Short problem: Copy each line below in which the string "Allow" occurs.

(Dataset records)
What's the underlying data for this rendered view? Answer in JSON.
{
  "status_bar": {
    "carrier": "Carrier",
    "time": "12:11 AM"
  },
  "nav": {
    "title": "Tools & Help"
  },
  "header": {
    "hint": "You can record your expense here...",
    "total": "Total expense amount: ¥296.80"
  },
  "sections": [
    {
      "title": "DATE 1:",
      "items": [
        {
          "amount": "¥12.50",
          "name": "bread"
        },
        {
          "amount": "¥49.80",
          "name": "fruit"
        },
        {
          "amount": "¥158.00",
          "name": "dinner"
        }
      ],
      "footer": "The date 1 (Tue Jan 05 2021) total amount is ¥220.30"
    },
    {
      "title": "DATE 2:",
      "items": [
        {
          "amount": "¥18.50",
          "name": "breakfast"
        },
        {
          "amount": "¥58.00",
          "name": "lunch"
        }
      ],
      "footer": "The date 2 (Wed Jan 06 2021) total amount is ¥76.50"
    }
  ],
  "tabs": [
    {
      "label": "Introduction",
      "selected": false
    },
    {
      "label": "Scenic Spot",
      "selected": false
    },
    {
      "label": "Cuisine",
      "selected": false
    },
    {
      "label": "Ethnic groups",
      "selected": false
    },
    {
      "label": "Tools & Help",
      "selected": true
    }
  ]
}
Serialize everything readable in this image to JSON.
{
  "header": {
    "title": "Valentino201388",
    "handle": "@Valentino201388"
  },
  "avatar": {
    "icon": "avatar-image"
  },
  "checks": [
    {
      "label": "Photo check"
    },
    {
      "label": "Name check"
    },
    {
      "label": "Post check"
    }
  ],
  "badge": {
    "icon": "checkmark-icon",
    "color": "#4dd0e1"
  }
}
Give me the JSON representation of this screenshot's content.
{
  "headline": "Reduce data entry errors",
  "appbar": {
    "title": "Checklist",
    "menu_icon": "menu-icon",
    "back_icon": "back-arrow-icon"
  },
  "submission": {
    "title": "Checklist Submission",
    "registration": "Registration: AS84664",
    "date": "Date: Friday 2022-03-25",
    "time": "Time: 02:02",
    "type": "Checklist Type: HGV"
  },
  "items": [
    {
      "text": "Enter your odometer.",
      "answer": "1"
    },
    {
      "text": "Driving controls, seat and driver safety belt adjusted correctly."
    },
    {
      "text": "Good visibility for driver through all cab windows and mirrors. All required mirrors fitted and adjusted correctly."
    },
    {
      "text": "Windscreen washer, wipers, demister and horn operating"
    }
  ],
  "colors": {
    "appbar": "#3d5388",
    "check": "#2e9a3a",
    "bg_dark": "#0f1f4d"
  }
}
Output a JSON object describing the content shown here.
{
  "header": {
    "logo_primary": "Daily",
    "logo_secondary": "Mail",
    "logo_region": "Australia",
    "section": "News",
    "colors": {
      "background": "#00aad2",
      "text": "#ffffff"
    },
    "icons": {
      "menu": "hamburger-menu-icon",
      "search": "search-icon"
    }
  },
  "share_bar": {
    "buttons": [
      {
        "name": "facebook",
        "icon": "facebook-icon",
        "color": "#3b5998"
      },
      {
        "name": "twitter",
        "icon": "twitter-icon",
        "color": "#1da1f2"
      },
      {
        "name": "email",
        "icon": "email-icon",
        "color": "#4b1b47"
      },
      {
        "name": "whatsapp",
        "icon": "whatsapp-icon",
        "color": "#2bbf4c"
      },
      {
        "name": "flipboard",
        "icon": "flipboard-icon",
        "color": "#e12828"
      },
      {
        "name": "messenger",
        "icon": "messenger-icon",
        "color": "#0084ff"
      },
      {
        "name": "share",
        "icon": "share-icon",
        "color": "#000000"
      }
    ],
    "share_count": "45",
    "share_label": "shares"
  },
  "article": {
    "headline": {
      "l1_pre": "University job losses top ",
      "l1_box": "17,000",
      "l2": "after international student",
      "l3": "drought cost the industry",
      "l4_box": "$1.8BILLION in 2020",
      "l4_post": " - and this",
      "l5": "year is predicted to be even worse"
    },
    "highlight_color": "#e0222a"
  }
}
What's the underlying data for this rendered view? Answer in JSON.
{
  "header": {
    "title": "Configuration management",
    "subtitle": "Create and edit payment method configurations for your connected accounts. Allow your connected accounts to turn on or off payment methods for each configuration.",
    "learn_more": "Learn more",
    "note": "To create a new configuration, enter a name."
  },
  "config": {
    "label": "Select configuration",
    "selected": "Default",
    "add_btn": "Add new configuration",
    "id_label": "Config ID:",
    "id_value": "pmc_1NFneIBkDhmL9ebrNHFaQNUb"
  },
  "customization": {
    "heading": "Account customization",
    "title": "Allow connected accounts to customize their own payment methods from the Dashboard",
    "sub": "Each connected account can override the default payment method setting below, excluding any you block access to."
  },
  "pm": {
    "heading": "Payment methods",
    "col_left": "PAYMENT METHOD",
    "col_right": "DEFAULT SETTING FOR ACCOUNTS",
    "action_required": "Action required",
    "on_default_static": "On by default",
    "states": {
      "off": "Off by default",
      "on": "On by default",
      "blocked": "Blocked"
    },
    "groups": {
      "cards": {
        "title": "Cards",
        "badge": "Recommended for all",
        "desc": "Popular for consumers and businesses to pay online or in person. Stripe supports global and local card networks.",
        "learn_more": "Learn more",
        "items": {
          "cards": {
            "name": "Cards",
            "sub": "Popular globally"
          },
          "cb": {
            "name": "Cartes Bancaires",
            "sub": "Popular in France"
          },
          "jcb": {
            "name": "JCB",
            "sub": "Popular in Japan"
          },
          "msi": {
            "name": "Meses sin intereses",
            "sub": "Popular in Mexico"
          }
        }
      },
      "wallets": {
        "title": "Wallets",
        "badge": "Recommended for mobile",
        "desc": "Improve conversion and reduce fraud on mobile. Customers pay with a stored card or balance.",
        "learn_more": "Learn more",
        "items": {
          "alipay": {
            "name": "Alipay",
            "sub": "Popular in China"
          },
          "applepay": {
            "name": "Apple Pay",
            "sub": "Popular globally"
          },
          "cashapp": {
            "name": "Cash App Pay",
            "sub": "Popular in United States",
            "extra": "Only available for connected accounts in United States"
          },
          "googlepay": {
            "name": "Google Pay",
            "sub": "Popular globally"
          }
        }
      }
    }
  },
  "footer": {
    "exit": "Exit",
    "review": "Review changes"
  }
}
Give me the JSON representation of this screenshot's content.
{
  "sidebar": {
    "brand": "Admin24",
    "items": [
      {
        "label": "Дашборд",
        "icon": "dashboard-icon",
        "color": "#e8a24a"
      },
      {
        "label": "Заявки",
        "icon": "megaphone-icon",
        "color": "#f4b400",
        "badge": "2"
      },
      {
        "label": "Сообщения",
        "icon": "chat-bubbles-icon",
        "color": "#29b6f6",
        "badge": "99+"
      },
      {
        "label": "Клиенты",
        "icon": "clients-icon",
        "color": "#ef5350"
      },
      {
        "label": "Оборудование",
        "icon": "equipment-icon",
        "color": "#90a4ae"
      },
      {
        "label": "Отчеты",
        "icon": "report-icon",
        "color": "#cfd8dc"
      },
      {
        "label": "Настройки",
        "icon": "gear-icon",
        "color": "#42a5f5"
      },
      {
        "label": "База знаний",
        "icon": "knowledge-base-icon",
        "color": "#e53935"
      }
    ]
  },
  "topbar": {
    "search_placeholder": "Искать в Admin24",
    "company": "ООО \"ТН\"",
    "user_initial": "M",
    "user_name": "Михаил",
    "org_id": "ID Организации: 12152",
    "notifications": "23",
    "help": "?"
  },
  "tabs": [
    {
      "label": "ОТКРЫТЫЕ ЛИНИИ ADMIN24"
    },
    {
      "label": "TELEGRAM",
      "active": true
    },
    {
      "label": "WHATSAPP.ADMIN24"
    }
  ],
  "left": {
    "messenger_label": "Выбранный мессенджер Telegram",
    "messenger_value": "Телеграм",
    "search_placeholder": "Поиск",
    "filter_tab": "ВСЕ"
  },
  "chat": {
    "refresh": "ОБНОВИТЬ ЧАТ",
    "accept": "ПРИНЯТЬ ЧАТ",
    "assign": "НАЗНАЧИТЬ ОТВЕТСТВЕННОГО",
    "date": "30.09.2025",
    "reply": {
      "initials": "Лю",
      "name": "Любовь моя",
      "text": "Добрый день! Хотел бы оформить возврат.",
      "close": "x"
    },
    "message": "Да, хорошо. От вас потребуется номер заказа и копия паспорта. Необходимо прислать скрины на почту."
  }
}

Right answer:
    "subtitle": "Create and edit payment method configurations for your connected accounts. Allow your connected accounts to turn on or off payment methods for each configuration.",
    "title": "Allow connected accounts to customize their own payment methods from the Dashboard",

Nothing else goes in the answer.